Records excerpted from a collection
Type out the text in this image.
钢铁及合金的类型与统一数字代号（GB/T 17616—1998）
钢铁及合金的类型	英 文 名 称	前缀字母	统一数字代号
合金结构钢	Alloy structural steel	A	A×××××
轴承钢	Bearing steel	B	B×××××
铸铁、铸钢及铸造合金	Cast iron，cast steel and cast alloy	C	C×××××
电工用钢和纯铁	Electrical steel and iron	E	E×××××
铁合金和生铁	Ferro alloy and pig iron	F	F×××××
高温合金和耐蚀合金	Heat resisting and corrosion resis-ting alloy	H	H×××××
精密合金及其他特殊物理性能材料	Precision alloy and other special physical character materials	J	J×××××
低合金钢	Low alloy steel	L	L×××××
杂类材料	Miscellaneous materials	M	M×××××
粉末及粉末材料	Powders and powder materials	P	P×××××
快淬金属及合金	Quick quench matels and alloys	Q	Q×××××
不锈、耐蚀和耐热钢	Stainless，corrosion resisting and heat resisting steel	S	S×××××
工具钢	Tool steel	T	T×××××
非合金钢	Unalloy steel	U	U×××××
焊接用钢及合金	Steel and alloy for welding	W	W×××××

**EXERCISE TASK**
Repeat the entries exactly, all of them.

**EXERCISE ANSWER**
Type out the text in this image.
钢铁及合金的类型与统一数字代号（GB/T 17616—1998）
钢铁及合金的类型	英 文 名 称	前缀字母	统一数字代号
合金结构钢	Alloy structural steel	A	A×××××
轴承钢	Bearing steel	B	B×××××
铸铁、铸钢及铸造合金	Cast iron，cast steel and cast alloy	C	C×××××
电工用钢和纯铁	Electrical steel and iron	E	E×××××
铁合金和生铁	Ferro alloy and pig iron	F	F×××××
高温合金和耐蚀合金	Heat resisting and corrosion resis-ting alloy	H	H×××××
精密合金及其他特殊物理性能材料	Precision alloy and other special physical character materials	J	J×××××
低合金钢	Low alloy steel	L	L×××××
杂类材料	Miscellaneous materials	M	M×××××
粉末及粉末材料	Powders and powder materials	P	P×××××
快淬金属及合金	Quick quench matels and alloys	Q	Q×××××
不锈、耐蚀和耐热钢	Stainless，corrosion resisting and heat resisting steel	S	S×××××
工具钢	Tool steel	T	T×××××
非合金钢	Unalloy steel	U	U×××××
焊接用钢及合金	Steel and alloy for welding	W	W×××××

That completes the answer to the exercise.